* BEGIN *
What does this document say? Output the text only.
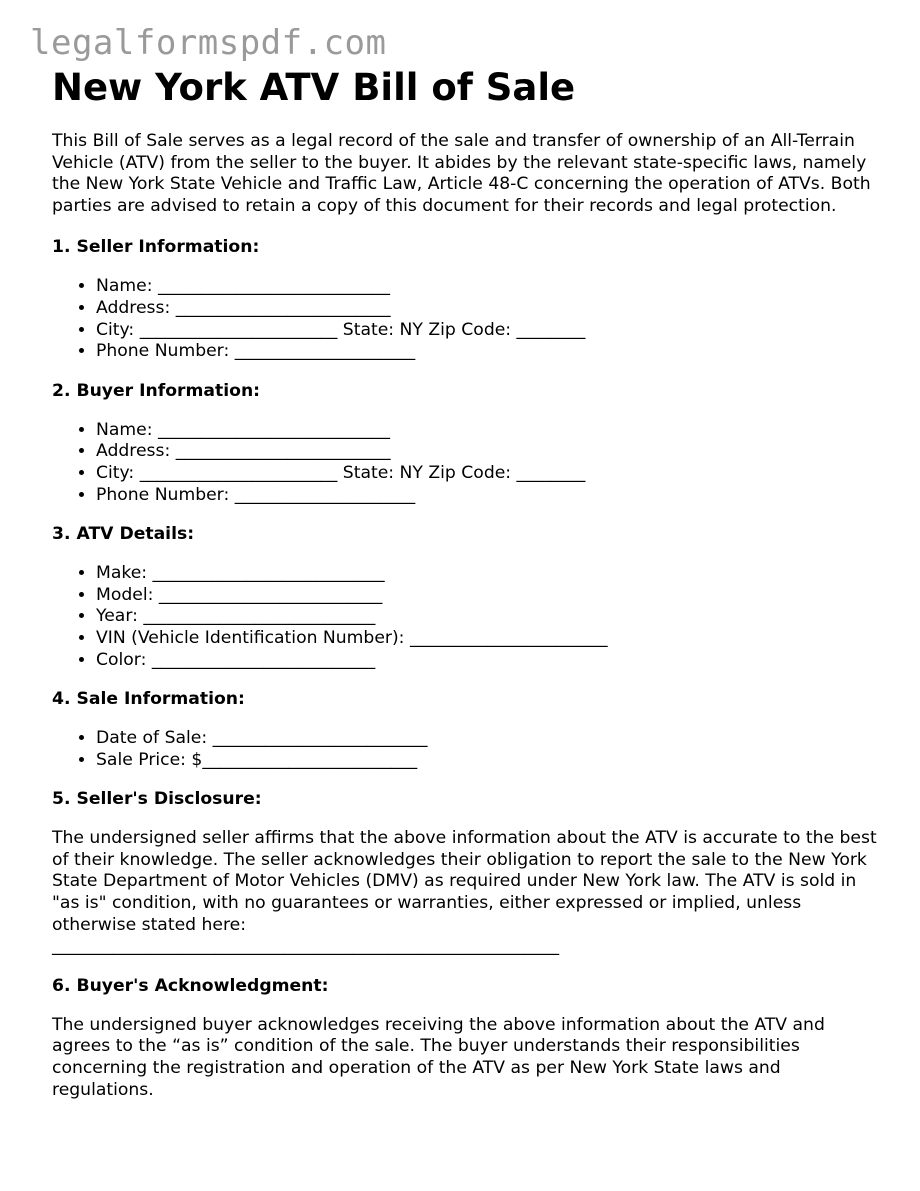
legalformspdf.com
New York ATV Bill of Sale

This Bill of Sale serves as a legal record of the sale and transfer of ownership of an All-Terrain Vehicle (ATV) from the seller to the buyer. It abides by the relevant state-specific laws, namely the New York State Vehicle and Traffic Law, Article 48-C concerning the operation of ATVs. Both parties are advised to retain a copy of this document for their records and legal protection.

1. Seller Information:
• Name: ___________________________
• Address: _________________________
• City: _______________________ State: NY Zip Code: ________
• Phone Number: _____________________
2. Buyer Information:
• Name: ___________________________
• Address: _________________________
• City: _______________________ State: NY Zip Code: ________
• Phone Number: _____________________
3. ATV Details:
• Make: ___________________________
• Model: __________________________
• Year: ___________________________
• VIN (Vehicle Identification Number): _______________________
• Color: __________________________
4. Sale Information:
• Date of Sale: _________________________
• Sale Price: $_________________________
5. Seller's Disclosure:

The undersigned seller affirms that the above information about the ATV is accurate to the best of their knowledge. The seller acknowledges their obligation to report the sale to the New York State Department of Motor Vehicles (DMV) as required under New York law. The ATV is sold in "as is" condition, with no guarantees or warranties, either expressed or implied, unless otherwise stated here:

___________________________________________________________

6. Buyer's Acknowledgment:

The undersigned buyer acknowledges receiving the above information about the ATV and agrees to the “as is” condition of the sale. The buyer understands their responsibilities concerning the registration and operation of the ATV as per New York State laws and regulations.
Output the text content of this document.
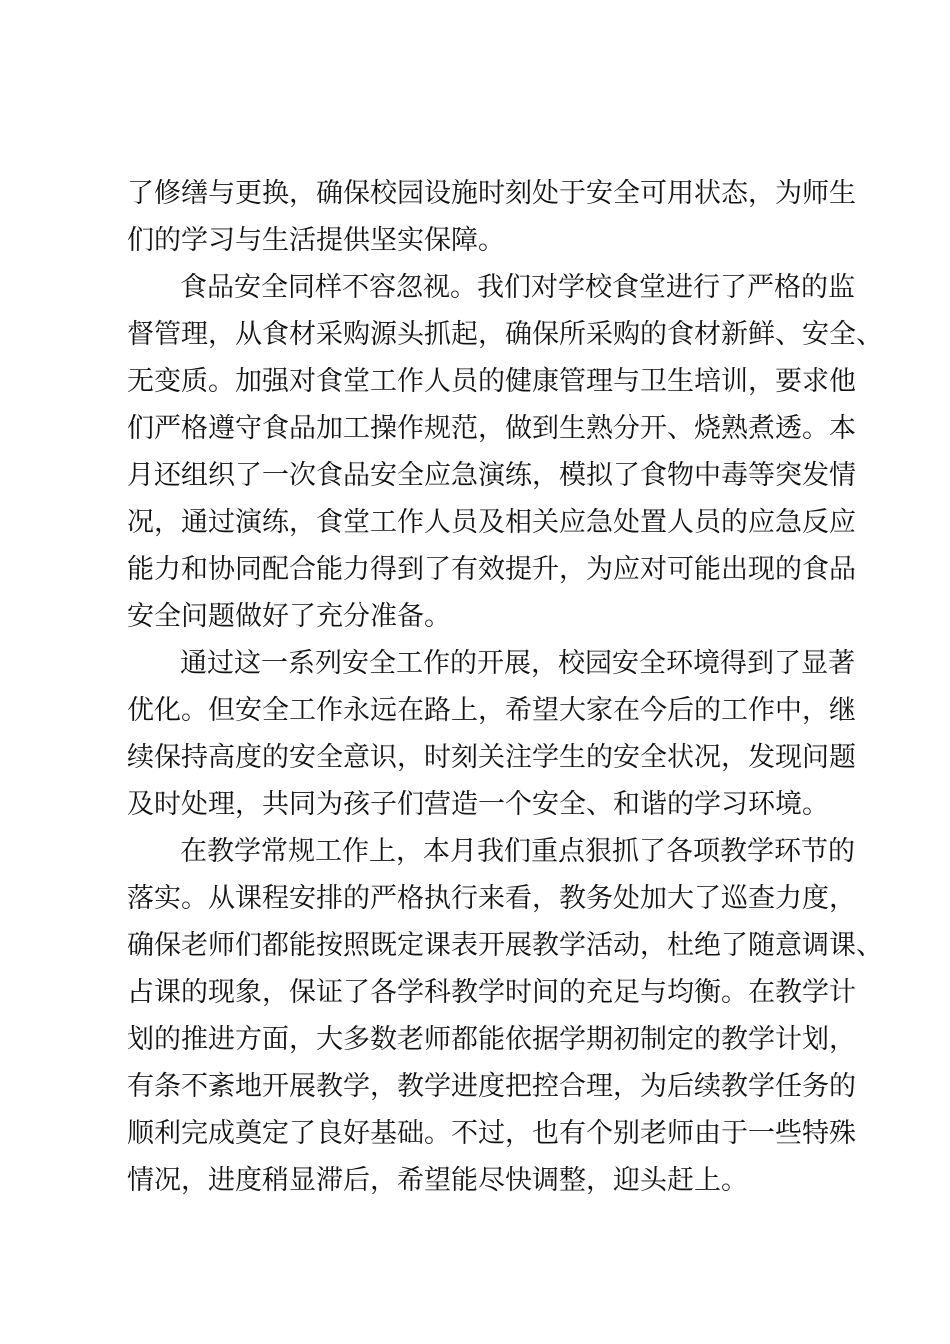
了修缮与更换，确保校园设施时刻处于安全可用状态，为师生
们的学习与生活提供坚实保障。
食品安全同样不容忽视。我们对学校食堂进行了严格的监
督管理，从食材采购源头抓起，确保所采购的食材新鲜、安全、
无变质。加强对食堂工作人员的健康管理与卫生培训，要求他
们严格遵守食品加工操作规范，做到生熟分开、烧熟煮透。本
月还组织了一次食品安全应急演练，模拟了食物中毒等突发情
况，通过演练，食堂工作人员及相关应急处置人员的应急反应
能力和协同配合能力得到了有效提升，为应对可能出现的食品
安全问题做好了充分准备。
通过这一系列安全工作的开展，校园安全环境得到了显著
优化。但安全工作永远在路上，希望大家在今后的工作中，继
续保持高度的安全意识，时刻关注学生的安全状况，发现问题
及时处理，共同为孩子们营造一个安全、和谐的学习环境。
在教学常规工作上，本月我们重点狠抓了各项教学环节的
落实。从课程安排的严格执行来看，教务处加大了巡查力度，
确保老师们都能按照既定课表开展教学活动，杜绝了随意调课、
占课的现象，保证了各学科教学时间的充足与均衡。在教学计
划的推进方面，大多数老师都能依据学期初制定的教学计划，
有条不紊地开展教学，教学进度把控合理，为后续教学任务的
顺利完成奠定了良好基础。不过，也有个别老师由于一些特殊
情况，进度稍显滞后，希望能尽快调整，迎头赶上。
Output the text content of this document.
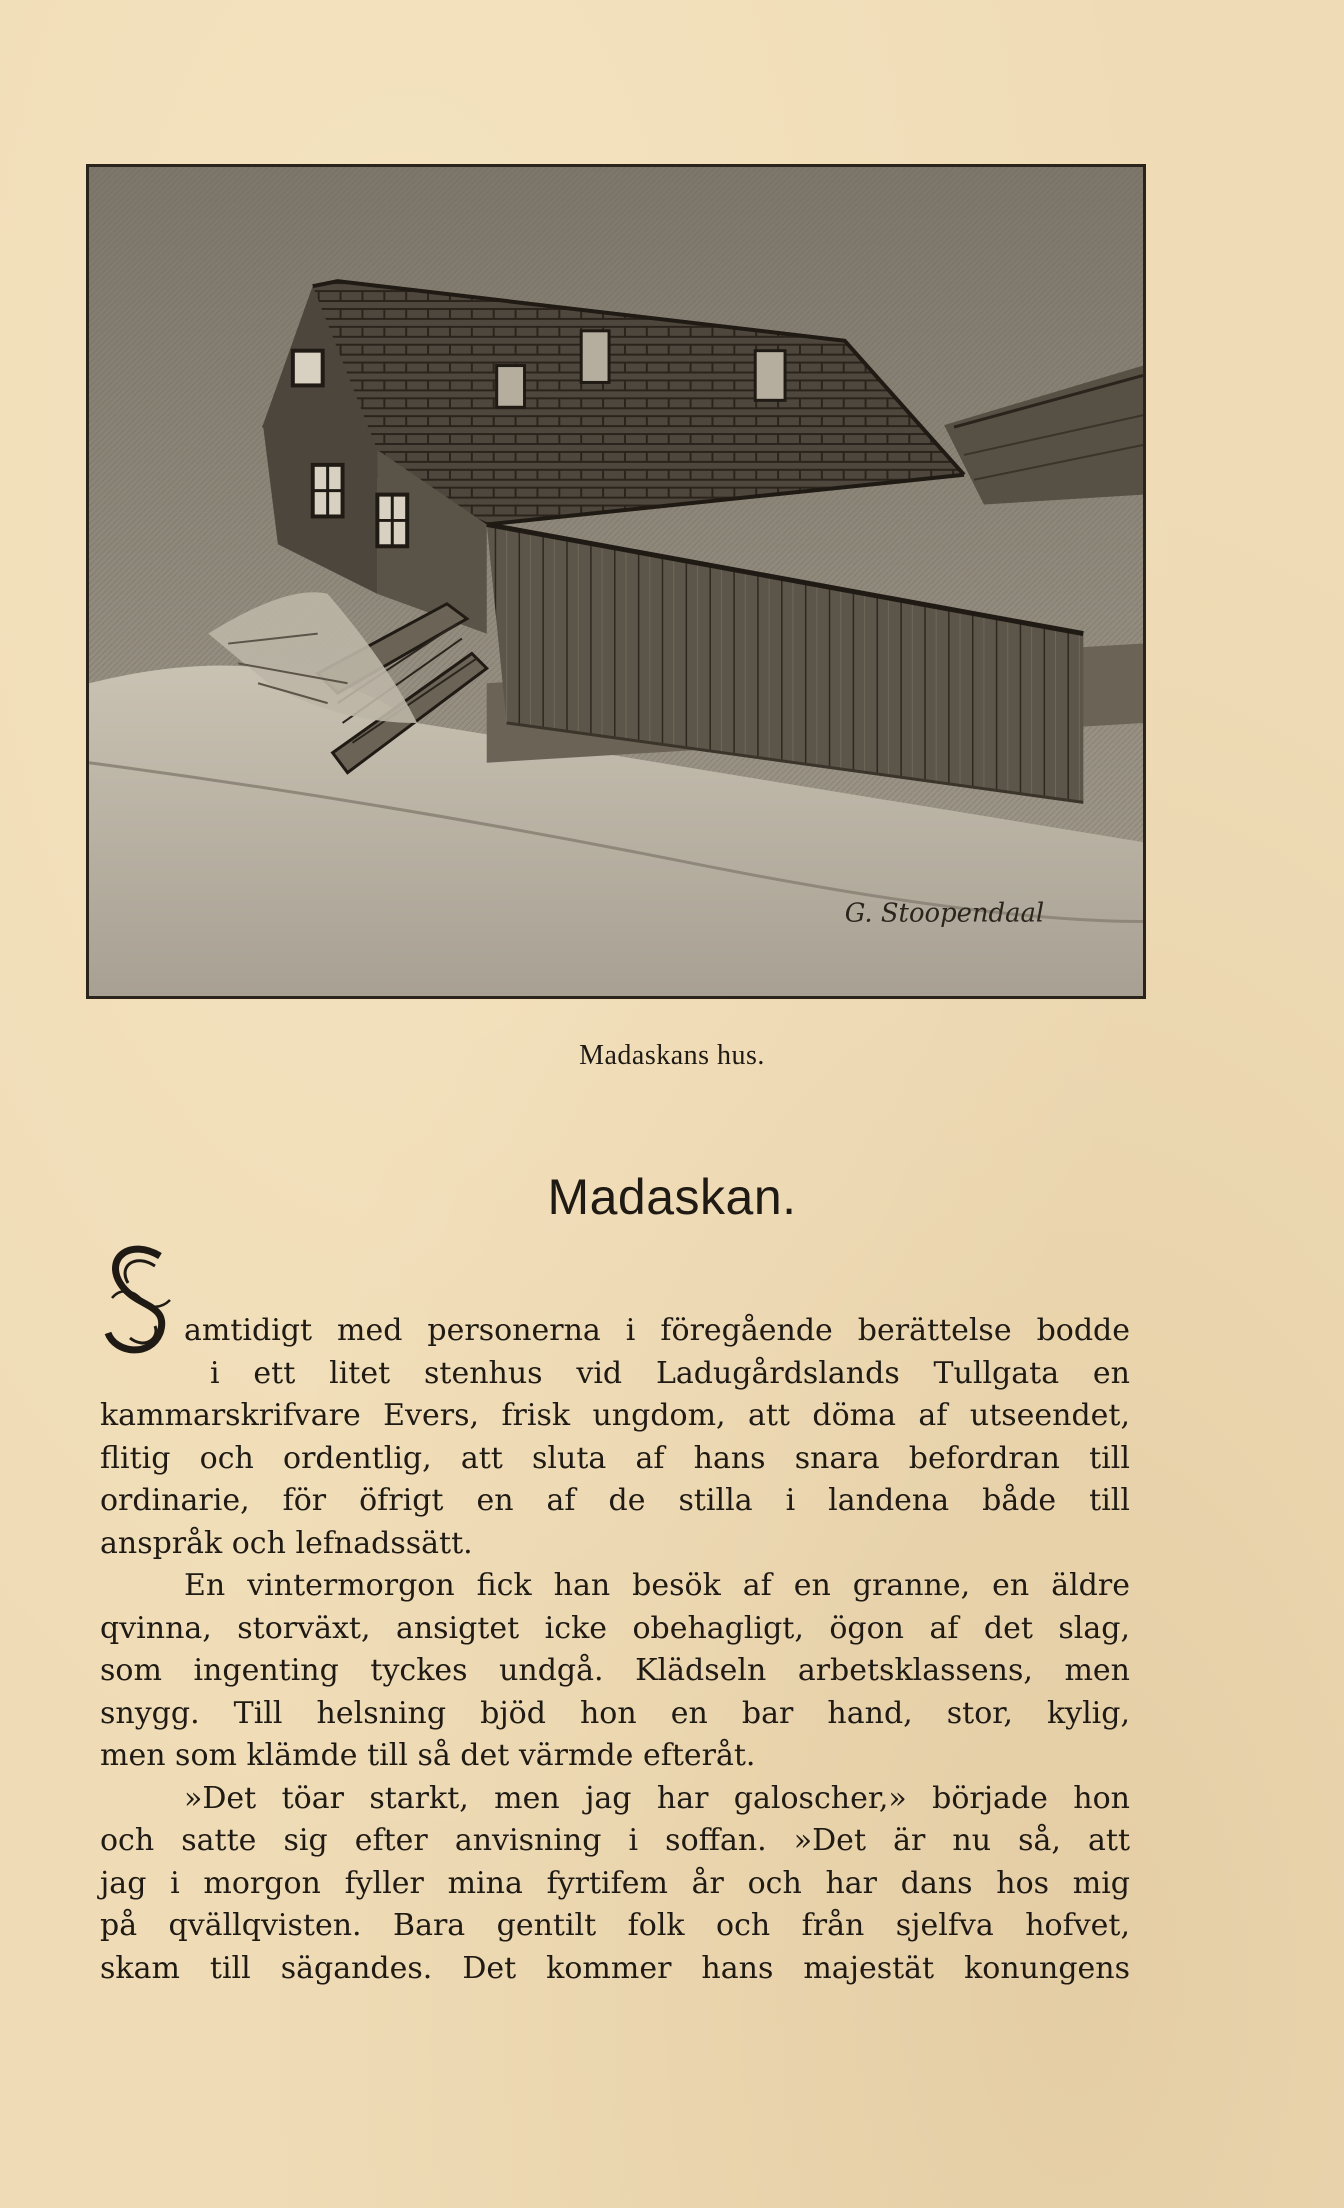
G. Stoopendaal
Madaskans hus.
Madaskan.
amtidigt med personerna i föregående berättelse bodde
i ett litet stenhus vid Ladugårdslands Tullgata en
kammarskrifvare Evers, frisk ungdom, att döma af utseendet,
flitig och ordentlig, att sluta af hans snara befordran till
ordinarie, för öfrigt en af de stilla i landena både till
anspråk och lefnadssätt.
En vintermorgon fick han besök af en granne, en äldre
qvinna, storväxt, ansigtet icke obehagligt, ögon af det slag,
som ingenting tyckes undgå. Klädseln arbetsklassens, men
snygg. Till helsning bjöd hon en bar hand, stor, kylig,
men som klämde till så det värmde efteråt.
»Det töar starkt, men jag har galoscher,» började hon
och satte sig efter anvisning i soffan. »Det är nu så, att
jag i morgon fyller mina fyrtifem år och har dans hos mig
på qvällqvisten. Bara gentilt folk och från sjelfva hofvet,
skam till sägandes. Det kommer hans majestät konungens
* END *
■ CHALLENGE:
Omit the pictures, then output the rest of the listing exactly.

■ WRITTEN RESPONSE:
What does this document say? Output the text only.
legalformspdf.com
New York ATV Bill of Sale

This Bill of Sale serves as a legal record of the sale and transfer of ownership of an All-Terrain Vehicle (ATV) from the seller to the buyer. It abides by the relevant state-specific laws, namely the New York State Vehicle and Traffic Law, Article 48-C concerning the operation of ATVs. Both parties are advised to retain a copy of this document for their records and legal protection.

1. Seller Information:
• Name: ___________________________
• Address: _________________________
• City: _______________________ State: NY Zip Code: ________
• Phone Number: _____________________
2. Buyer Information:
• Name: ___________________________
• Address: _________________________
• City: _______________________ State: NY Zip Code: ________
• Phone Number: _____________________
3. ATV Details:
• Make: ___________________________
• Model: __________________________
• Year: ___________________________
• VIN (Vehicle Identification Number): _______________________
• Color: __________________________
4. Sale Information:
• Date of Sale: _________________________
• Sale Price: $_________________________
5. Seller's Disclosure:

The undersigned seller affirms that the above information about the ATV is accurate to the best of their knowledge. The seller acknowledges their obligation to report the sale to the New York State Department of Motor Vehicles (DMV) as required under New York law. The ATV is sold in "as is" condition, with no guarantees or warranties, either expressed or implied, unless otherwise stated here:

___________________________________________________________

6. Buyer's Acknowledgment:

The undersigned buyer acknowledges receiving the above information about the ATV and agrees to the “as is” condition of the sale. The buyer understands their responsibilities concerning the registration and operation of the ATV as per New York State laws and regulations.
Output the text content of this document.
了修缮与更换，确保校园设施时刻处于安全可用状态，为师生
们的学习与生活提供坚实保障。
食品安全同样不容忽视。我们对学校食堂进行了严格的监
督管理，从食材采购源头抓起，确保所采购的食材新鲜、安全、
无变质。加强对食堂工作人员的健康管理与卫生培训，要求他
们严格遵守食品加工操作规范，做到生熟分开、烧熟煮透。本
月还组织了一次食品安全应急演练，模拟了食物中毒等突发情
况，通过演练，食堂工作人员及相关应急处置人员的应急反应
能力和协同配合能力得到了有效提升，为应对可能出现的食品
安全问题做好了充分准备。
通过这一系列安全工作的开展，校园安全环境得到了显著
优化。但安全工作永远在路上，希望大家在今后的工作中，继
续保持高度的安全意识，时刻关注学生的安全状况，发现问题
及时处理，共同为孩子们营造一个安全、和谐的学习环境。
在教学常规工作上，本月我们重点狠抓了各项教学环节的
落实。从课程安排的严格执行来看，教务处加大了巡查力度，
确保老师们都能按照既定课表开展教学活动，杜绝了随意调课、
占课的现象，保证了各学科教学时间的充足与均衡。在教学计
划的推进方面，大多数老师都能依据学期初制定的教学计划，
有条不紊地开展教学，教学进度把控合理，为后续教学任务的
顺利完成奠定了良好基础。不过，也有个别老师由于一些特殊
情况，进度稍显滞后，希望能尽快调整，迎头赶上。
Output the text content of this document.
G. Stoopendaal
Madaskans hus.
Madaskan.
amtidigt med personerna i föregående berättelse bodde
i ett litet stenhus vid Ladugårdslands Tullgata en
kammarskrifvare Evers, frisk ungdom, att döma af utseendet,
flitig och ordentlig, att sluta af hans snara befordran till
ordinarie, för öfrigt en af de stilla i landena både till
anspråk och lefnadssätt.
En vintermorgon fick han besök af en granne, en äldre
qvinna, storväxt, ansigtet icke obehagligt, ögon af det slag,
som ingenting tyckes undgå. Klädseln arbetsklassens, men
snygg. Till helsning bjöd hon en bar hand, stor, kylig,
men som klämde till så det värmde efteråt.
»Det töar starkt, men jag har galoscher,» började hon
och satte sig efter anvisning i soffan. »Det är nu så, att
jag i morgon fyller mina fyrtifem år och har dans hos mig
på qvällqvisten. Bara gentilt folk och från sjelfva hofvet,
skam till sägandes. Det kommer hans majestät konungens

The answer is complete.